▶ [Task objective]:
Examine the material below. Gather every line in which the string "Price" appears.

***** Exercise inputs *****

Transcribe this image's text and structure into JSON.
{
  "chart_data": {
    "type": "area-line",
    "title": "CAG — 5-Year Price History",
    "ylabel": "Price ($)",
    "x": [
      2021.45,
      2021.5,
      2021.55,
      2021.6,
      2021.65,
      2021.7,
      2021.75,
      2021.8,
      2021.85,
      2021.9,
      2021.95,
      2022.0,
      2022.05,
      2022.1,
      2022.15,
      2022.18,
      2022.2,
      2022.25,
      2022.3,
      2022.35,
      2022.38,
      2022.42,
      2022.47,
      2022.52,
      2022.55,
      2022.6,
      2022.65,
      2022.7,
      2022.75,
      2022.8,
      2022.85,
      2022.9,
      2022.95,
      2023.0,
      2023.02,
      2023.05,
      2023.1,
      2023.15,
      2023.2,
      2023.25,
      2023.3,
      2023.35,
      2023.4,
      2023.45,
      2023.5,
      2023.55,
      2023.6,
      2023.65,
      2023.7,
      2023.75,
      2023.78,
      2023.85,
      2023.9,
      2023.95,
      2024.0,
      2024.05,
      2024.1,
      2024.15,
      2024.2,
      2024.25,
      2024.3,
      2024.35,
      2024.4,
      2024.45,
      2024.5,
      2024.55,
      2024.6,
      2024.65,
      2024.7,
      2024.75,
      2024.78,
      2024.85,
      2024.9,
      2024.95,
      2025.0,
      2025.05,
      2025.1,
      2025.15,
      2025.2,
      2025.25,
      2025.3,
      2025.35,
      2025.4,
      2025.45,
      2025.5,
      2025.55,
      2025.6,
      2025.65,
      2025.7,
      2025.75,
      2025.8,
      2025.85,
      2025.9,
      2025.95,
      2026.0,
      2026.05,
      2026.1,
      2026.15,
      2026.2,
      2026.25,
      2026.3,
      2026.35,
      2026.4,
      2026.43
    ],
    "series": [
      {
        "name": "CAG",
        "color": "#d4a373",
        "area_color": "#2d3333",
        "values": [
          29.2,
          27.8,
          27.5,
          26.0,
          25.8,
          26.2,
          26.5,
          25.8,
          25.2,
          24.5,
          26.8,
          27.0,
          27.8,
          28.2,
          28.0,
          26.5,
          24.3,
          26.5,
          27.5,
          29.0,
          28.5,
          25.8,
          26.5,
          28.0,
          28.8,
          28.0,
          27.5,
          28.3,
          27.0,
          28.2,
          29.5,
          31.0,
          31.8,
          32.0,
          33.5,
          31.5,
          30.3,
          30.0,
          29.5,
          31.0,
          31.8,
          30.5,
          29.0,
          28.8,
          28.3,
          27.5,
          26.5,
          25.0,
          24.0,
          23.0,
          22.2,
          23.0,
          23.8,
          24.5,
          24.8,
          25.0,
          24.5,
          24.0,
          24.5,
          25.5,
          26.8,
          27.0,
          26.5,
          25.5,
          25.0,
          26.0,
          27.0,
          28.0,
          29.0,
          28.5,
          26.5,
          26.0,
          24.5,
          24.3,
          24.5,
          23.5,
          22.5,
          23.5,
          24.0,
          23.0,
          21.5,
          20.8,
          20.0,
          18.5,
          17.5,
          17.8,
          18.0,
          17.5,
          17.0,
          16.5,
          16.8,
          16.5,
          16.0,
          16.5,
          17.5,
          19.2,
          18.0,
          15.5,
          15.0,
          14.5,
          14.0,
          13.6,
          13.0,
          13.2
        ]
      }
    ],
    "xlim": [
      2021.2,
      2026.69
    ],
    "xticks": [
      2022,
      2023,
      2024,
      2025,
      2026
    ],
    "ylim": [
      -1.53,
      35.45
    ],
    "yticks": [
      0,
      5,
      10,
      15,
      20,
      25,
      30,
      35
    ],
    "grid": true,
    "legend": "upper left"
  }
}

*****

▶ [Exercise answer]:
    "title": "CAG — 5-Year Price History",
    "ylabel": "Price ($)",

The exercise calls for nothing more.